PROBLEMS AND TASKS:
1/ Using the Matthias Ssekamaanya biography, state whether each statement agrees with it, answering yes or no and quoting the deciding words: (a) He was born in Kasolo Village. (b) He was ordained bishop in Kabale. (c) He retired as bishop in 2014.
2/ Pick up the Matthias Ssekamaanya biography after its final sentence and carry it forward.

SOURCE TEXT:
----

Matthias Ssekamaanya (born 15 October 1936), is a Ugandan priest, who is the Bishop Emeritus of the Roman Catholic Diocese of Lugazi, having been appointed to that position on 9 March 1985 and having retired as bishop on 4 November 2014.

Early life and priesthood
Ssekamaanya was born on 15 October 1936, in Kasolo Village, in present-day Mubende District in the Buganda Region of Uganda. He was ordained priest on 19 December 1965 at the  Archdiocese of Kampala and severed as priest in Kampala Archdiocese, until 9 March 1985.

As bishop
He was appointed bishop on 9 March 1985, serving as Auxiliary Bishop of Kampala and as Titular Bishop of Iziriana. He was ordained bishop on 2 June 1985 at Kampala by Cardinal Emmanuel Kiwanuka Nsubuga†, Archbishop of Kampala, assisted by Bishop Barnabas Rugwizangonga Halem ’Imana†, Bishop of Kabale and Bishop Paul Lokiru Kalanda†, Bishop of  Moroto.

----

DATA BLOCK:
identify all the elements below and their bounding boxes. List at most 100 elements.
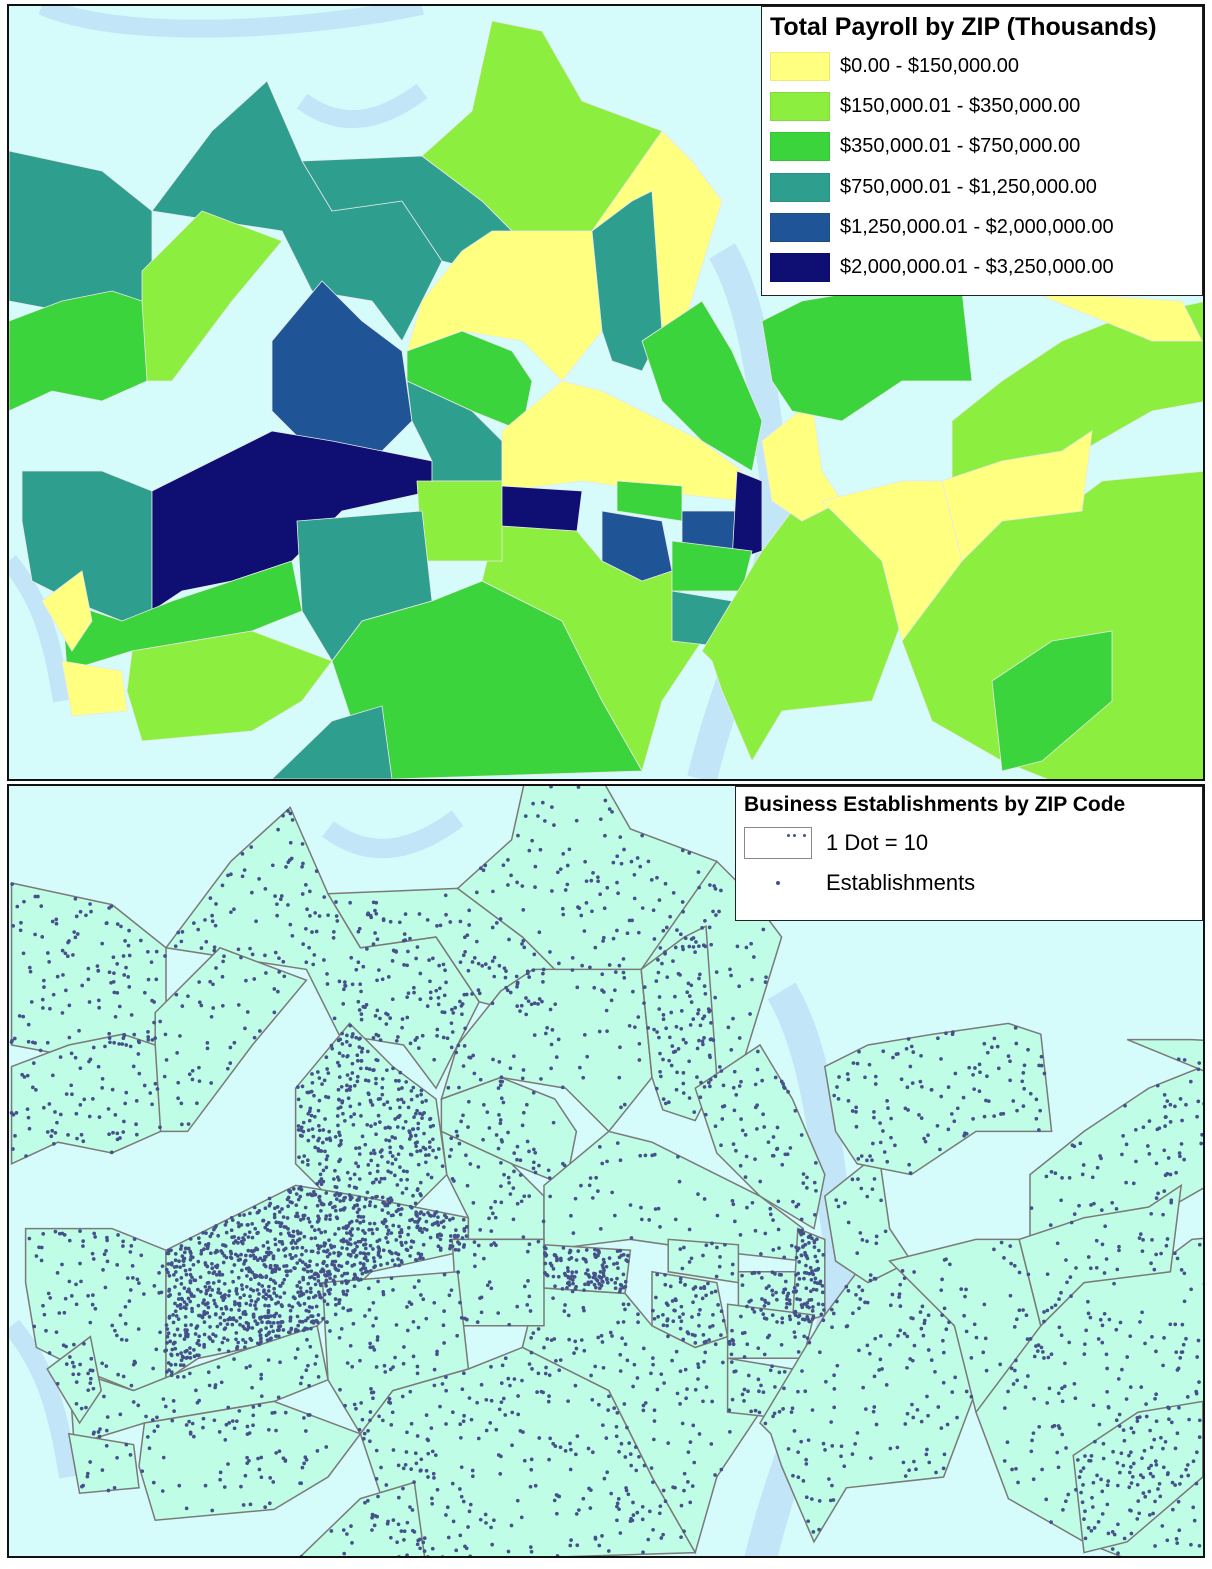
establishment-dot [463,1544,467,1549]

----

OUTPUTS:
1/
(a) Yes: "in Kasolo Village"
(b) No: "He was ordained bishop on 2 June 1985 at Kampala"
(c) Yes: "having retired as bishop on 4 November 2014"

2/
He was appointed Bishop of the Diocese of Lugazi on 30 November 1996 by Pope John Paul II and installed as the first (founding) Bishop of Lugazi. On 4 November 2014, his age-related resignation was accepted by Pope Francis, who appointed Bishop Christopher Kakooza as his replacement.

See also
 Uganda Martyrs
 Roman Catholicism in Uganda

Succession table

References

External links

Young Couples Told To Seek Advice As of 20 October 2018.
‘Eat’ the money, but vote development, says bishop As at 18 February 2015.
Can Prayers Really Help Students Pass Exams? As at 24 October 2010.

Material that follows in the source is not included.